SUPPLIED RECORDS:
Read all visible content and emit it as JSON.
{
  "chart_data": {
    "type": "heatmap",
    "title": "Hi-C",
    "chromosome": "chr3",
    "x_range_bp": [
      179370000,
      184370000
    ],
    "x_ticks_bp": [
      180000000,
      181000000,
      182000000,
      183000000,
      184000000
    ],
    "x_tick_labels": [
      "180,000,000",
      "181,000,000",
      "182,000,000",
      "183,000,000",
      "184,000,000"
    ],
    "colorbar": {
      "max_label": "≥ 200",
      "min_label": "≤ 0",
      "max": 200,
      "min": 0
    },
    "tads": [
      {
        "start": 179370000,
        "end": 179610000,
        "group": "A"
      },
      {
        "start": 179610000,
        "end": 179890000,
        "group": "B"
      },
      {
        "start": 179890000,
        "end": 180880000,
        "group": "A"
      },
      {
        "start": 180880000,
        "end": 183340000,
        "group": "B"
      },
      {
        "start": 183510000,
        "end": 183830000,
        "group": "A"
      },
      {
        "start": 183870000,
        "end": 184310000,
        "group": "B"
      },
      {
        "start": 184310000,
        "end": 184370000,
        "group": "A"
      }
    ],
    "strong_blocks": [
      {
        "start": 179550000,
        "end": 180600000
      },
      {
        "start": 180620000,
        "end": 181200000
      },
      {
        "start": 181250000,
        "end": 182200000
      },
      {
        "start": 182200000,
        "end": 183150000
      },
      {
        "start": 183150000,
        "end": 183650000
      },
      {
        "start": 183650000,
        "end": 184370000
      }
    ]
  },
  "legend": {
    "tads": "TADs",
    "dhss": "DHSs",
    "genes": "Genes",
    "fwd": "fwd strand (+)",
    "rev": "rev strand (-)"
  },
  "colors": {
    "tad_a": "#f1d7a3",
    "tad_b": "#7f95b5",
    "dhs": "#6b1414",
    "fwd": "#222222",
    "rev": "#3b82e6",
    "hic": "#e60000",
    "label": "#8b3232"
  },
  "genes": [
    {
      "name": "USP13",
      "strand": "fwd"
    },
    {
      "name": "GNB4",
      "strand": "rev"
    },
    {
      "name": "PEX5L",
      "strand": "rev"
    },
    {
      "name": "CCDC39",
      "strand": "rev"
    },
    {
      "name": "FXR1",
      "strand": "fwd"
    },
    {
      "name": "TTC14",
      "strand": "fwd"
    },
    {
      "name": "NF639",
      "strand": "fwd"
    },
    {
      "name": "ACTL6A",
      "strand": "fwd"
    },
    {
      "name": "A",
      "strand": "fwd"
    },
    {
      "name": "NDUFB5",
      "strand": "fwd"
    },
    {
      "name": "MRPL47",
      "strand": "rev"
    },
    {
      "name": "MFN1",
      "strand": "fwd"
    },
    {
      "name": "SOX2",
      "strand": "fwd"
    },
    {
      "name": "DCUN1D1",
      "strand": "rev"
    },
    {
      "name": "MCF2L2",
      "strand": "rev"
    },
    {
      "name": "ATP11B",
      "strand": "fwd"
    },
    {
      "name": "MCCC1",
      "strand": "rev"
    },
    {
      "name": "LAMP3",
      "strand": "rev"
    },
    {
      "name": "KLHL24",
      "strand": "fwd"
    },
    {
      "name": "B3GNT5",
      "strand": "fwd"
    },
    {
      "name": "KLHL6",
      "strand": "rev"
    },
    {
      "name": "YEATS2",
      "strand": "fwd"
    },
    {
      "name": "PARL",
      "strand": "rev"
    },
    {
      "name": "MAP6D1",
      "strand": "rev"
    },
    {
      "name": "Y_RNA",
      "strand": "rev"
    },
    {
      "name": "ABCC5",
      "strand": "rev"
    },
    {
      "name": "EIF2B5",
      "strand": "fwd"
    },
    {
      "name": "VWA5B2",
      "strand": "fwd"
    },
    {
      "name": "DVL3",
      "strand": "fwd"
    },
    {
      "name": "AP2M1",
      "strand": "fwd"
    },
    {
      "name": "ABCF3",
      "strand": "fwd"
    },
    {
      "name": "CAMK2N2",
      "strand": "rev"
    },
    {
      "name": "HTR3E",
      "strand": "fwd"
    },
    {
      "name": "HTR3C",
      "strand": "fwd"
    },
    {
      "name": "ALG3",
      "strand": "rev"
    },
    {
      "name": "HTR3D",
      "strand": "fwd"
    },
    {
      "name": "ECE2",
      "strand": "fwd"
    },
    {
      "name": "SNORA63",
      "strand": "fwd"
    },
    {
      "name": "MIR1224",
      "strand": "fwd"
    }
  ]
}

TASK ITEM: Repeat every line of the material exactly.

OUTPUT BELOW:
Read all visible content and emit it as JSON.
{
  "chart_data": {
    "type": "heatmap",
    "title": "Hi-C",
    "chromosome": "chr3",
    "x_range_bp": [
      179370000,
      184370000
    ],
    "x_ticks_bp": [
      180000000,
      181000000,
      182000000,
      183000000,
      184000000
    ],
    "x_tick_labels": [
      "180,000,000",
      "181,000,000",
      "182,000,000",
      "183,000,000",
      "184,000,000"
    ],
    "colorbar": {
      "max_label": "≥ 200",
      "min_label": "≤ 0",
      "max": 200,
      "min": 0
    },
    "tads": [
      {
        "start": 179370000,
        "end": 179610000,
        "group": "A"
      },
      {
        "start": 179610000,
        "end": 179890000,
        "group": "B"
      },
      {
        "start": 179890000,
        "end": 180880000,
        "group": "A"
      },
      {
        "start": 180880000,
        "end": 183340000,
        "group": "B"
      },
      {
        "start": 183510000,
        "end": 183830000,
        "group": "A"
      },
      {
        "start": 183870000,
        "end": 184310000,
        "group": "B"
      },
      {
        "start": 184310000,
        "end": 184370000,
        "group": "A"
      }
    ],
    "strong_blocks": [
      {
        "start": 179550000,
        "end": 180600000
      },
      {
        "start": 180620000,
        "end": 181200000
      },
      {
        "start": 181250000,
        "end": 182200000
      },
      {
        "start": 182200000,
        "end": 183150000
      },
      {
        "start": 183150000,
        "end": 183650000
      },
      {
        "start": 183650000,
        "end": 184370000
      }
    ]
  },
  "legend": {
    "tads": "TADs",
    "dhss": "DHSs",
    "genes": "Genes",
    "fwd": "fwd strand (+)",
    "rev": "rev strand (-)"
  },
  "colors": {
    "tad_a": "#f1d7a3",
    "tad_b": "#7f95b5",
    "dhs": "#6b1414",
    "fwd": "#222222",
    "rev": "#3b82e6",
    "hic": "#e60000",
    "label": "#8b3232"
  },
  "genes": [
    {
      "name": "USP13",
      "strand": "fwd"
    },
    {
      "name": "GNB4",
      "strand": "rev"
    },
    {
      "name": "PEX5L",
      "strand": "rev"
    },
    {
      "name": "CCDC39",
      "strand": "rev"
    },
    {
      "name": "FXR1",
      "strand": "fwd"
    },
    {
      "name": "TTC14",
      "strand": "fwd"
    },
    {
      "name": "NF639",
      "strand": "fwd"
    },
    {
      "name": "ACTL6A",
      "strand": "fwd"
    },
    {
      "name": "A",
      "strand": "fwd"
    },
    {
      "name": "NDUFB5",
      "strand": "fwd"
    },
    {
      "name": "MRPL47",
      "strand": "rev"
    },
    {
      "name": "MFN1",
      "strand": "fwd"
    },
    {
      "name": "SOX2",
      "strand": "fwd"
    },
    {
      "name": "DCUN1D1",
      "strand": "rev"
    },
    {
      "name": "MCF2L2",
      "strand": "rev"
    },
    {
      "name": "ATP11B",
      "strand": "fwd"
    },
    {
      "name": "MCCC1",
      "strand": "rev"
    },
    {
      "name": "LAMP3",
      "strand": "rev"
    },
    {
      "name": "KLHL24",
      "strand": "fwd"
    },
    {
      "name": "B3GNT5",
      "strand": "fwd"
    },
    {
      "name": "KLHL6",
      "strand": "rev"
    },
    {
      "name": "YEATS2",
      "strand": "fwd"
    },
    {
      "name": "PARL",
      "strand": "rev"
    },
    {
      "name": "MAP6D1",
      "strand": "rev"
    },
    {
      "name": "Y_RNA",
      "strand": "rev"
    },
    {
      "name": "ABCC5",
      "strand": "rev"
    },
    {
      "name": "EIF2B5",
      "strand": "fwd"
    },
    {
      "name": "VWA5B2",
      "strand": "fwd"
    },
    {
      "name": "DVL3",
      "strand": "fwd"
    },
    {
      "name": "AP2M1",
      "strand": "fwd"
    },
    {
      "name": "ABCF3",
      "strand": "fwd"
    },
    {
      "name": "CAMK2N2",
      "strand": "rev"
    },
    {
      "name": "HTR3E",
      "strand": "fwd"
    },
    {
      "name": "HTR3C",
      "strand": "fwd"
    },
    {
      "name": "ALG3",
      "strand": "rev"
    },
    {
      "name": "HTR3D",
      "strand": "fwd"
    },
    {
      "name": "ECE2",
      "strand": "fwd"
    },
    {
      "name": "SNORA63",
      "strand": "fwd"
    },
    {
      "name": "MIR1224",
      "strand": "fwd"
    }
  ]
}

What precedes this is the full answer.